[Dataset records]
* begin *

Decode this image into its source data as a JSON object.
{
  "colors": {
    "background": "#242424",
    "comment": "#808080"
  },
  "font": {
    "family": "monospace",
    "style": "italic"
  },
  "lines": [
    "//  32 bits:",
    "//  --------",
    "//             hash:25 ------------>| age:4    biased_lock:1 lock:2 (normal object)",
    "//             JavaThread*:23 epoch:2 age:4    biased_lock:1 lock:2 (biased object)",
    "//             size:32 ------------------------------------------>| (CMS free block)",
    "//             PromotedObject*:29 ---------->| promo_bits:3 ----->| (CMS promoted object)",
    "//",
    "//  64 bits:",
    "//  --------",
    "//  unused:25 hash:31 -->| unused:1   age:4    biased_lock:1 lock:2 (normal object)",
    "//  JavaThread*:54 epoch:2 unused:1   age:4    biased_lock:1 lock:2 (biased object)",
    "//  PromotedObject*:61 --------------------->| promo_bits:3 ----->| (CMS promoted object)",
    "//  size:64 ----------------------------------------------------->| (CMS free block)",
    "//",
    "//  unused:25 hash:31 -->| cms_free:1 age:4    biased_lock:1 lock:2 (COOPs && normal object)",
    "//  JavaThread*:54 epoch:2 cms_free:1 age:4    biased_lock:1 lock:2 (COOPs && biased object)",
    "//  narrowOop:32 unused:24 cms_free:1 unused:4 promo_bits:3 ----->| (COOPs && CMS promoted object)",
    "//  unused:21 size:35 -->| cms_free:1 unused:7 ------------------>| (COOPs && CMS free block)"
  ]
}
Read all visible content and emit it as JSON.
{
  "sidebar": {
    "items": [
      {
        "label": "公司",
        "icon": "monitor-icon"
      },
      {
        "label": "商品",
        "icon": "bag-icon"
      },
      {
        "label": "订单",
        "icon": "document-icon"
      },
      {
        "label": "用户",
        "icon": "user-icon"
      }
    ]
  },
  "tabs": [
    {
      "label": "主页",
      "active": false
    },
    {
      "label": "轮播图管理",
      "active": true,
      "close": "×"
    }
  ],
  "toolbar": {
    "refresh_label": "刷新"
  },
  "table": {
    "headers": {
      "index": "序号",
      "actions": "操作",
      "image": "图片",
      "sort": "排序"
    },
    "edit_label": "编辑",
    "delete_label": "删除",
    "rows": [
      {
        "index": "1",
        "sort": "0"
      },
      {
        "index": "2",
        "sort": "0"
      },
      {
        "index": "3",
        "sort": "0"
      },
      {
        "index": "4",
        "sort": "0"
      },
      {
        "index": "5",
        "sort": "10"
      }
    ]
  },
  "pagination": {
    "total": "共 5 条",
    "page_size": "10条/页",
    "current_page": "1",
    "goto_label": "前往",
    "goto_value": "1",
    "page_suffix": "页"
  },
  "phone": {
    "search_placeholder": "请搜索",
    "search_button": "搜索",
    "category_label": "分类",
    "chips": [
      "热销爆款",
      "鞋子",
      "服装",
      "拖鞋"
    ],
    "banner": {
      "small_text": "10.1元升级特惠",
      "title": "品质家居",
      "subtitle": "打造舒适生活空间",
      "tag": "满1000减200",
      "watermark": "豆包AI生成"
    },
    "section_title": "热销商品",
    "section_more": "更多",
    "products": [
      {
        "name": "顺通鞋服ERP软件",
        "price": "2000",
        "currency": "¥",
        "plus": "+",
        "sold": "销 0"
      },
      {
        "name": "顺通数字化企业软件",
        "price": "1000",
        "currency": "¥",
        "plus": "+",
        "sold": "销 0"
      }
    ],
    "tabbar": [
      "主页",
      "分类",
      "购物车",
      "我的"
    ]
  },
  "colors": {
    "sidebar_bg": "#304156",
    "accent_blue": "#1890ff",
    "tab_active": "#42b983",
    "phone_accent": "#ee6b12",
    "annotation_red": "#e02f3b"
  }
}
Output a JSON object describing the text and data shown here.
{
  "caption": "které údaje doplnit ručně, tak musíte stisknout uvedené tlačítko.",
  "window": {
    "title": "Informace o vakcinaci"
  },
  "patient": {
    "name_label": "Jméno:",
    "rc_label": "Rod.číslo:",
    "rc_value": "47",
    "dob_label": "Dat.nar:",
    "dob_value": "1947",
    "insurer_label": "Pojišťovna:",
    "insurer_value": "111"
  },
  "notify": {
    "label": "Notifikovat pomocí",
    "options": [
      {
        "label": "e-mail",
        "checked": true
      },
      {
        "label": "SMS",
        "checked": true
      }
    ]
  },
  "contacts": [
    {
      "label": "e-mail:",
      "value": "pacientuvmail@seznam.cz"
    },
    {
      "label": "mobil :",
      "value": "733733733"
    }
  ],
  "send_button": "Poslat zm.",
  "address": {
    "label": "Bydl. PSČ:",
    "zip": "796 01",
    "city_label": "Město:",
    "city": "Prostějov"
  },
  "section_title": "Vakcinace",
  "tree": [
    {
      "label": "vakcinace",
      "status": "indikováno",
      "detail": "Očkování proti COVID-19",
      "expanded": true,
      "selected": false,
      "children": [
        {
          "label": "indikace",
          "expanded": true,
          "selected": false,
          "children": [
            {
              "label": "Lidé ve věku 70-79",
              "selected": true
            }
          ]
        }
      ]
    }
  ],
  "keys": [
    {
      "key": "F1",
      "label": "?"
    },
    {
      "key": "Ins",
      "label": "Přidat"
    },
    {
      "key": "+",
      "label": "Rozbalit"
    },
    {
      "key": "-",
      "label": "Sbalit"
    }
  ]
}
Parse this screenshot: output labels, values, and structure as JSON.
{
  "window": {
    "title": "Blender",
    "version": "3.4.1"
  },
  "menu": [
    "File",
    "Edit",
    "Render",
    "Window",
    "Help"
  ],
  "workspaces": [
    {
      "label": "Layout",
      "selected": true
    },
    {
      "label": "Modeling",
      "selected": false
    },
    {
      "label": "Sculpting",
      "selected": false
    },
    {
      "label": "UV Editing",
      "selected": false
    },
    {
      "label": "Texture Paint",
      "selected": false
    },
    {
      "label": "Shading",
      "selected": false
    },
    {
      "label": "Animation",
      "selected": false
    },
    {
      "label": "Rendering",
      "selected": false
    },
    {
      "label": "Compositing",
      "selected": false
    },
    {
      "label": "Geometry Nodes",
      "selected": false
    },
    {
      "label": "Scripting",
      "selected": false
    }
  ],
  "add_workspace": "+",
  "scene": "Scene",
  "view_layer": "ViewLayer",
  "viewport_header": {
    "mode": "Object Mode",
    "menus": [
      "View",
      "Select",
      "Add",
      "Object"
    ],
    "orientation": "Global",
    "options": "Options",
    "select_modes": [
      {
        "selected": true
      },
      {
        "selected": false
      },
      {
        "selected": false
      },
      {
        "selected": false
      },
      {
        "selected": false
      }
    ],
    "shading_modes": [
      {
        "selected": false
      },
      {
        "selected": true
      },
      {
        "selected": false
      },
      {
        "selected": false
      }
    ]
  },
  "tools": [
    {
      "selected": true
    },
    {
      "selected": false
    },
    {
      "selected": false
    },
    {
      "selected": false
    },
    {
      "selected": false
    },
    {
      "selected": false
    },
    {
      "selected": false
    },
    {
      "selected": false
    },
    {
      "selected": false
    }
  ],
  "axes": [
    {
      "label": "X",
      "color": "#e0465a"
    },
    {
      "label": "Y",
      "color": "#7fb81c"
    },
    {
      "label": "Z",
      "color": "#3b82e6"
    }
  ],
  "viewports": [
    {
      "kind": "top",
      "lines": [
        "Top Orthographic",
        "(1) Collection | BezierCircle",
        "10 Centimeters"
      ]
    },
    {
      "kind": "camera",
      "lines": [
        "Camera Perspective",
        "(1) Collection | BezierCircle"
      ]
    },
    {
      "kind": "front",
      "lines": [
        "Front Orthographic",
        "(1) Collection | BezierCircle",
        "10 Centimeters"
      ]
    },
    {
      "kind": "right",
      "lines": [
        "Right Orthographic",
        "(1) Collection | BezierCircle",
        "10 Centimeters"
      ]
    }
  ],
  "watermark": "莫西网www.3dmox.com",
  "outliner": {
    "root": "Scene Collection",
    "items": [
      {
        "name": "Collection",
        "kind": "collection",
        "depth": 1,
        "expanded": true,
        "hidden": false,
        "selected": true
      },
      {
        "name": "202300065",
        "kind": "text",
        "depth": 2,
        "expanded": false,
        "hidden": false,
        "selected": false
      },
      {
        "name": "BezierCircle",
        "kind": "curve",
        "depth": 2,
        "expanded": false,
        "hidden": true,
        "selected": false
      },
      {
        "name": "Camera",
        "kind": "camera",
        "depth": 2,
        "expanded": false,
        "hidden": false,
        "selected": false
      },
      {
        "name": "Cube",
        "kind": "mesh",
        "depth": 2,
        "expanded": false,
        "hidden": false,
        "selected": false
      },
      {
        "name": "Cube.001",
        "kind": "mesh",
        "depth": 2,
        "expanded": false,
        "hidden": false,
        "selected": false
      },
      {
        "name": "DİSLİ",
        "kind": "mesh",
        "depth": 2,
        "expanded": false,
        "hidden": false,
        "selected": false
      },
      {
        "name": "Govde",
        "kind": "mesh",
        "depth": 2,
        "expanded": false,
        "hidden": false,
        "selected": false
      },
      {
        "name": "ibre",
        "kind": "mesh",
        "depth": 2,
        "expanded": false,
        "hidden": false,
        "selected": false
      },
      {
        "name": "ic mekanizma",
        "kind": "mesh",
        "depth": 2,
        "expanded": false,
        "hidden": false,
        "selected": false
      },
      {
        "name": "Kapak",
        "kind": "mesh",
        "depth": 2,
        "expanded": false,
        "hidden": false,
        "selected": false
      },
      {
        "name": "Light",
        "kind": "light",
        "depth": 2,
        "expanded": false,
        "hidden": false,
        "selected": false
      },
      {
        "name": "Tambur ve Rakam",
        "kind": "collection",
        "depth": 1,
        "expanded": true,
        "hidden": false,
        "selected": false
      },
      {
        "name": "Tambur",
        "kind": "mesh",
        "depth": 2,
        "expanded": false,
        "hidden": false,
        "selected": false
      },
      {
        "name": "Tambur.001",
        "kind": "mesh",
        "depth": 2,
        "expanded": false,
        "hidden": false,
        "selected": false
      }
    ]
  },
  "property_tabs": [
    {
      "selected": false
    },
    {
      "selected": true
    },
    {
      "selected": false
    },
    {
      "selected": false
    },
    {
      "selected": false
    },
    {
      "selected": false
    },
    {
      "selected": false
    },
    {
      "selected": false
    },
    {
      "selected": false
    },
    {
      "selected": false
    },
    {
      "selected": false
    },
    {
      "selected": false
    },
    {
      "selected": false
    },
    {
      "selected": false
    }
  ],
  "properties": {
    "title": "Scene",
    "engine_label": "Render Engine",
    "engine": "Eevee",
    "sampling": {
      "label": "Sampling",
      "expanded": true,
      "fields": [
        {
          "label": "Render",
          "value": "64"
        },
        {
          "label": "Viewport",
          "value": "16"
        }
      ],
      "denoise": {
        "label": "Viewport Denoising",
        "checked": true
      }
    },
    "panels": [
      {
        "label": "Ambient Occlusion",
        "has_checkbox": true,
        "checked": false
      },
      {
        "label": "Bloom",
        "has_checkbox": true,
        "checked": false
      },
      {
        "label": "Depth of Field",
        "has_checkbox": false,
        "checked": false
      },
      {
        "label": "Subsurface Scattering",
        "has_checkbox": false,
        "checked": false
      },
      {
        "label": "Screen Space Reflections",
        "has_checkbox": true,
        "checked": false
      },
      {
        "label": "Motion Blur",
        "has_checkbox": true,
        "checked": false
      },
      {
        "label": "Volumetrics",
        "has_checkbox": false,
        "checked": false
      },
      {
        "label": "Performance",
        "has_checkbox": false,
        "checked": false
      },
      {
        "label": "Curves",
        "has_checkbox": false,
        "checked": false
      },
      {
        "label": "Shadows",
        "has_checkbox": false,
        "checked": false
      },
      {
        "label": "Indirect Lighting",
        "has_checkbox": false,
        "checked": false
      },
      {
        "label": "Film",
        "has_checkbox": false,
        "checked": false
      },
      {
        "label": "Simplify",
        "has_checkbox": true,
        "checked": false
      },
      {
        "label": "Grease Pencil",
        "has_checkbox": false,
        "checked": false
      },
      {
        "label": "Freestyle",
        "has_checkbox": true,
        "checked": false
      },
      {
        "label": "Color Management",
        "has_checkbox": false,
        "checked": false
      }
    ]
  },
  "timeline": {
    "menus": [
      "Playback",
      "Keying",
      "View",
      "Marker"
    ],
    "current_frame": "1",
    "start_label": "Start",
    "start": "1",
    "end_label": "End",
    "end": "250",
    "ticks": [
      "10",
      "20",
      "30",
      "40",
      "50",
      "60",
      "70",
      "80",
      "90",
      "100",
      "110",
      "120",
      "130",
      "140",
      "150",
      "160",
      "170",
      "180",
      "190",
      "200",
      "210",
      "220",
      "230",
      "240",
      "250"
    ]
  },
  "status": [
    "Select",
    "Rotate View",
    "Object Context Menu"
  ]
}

* end *

» Given instruction
From the data above, work out how many lines contain the string "icon" and reply with only the number.

» Answer for this exercise
4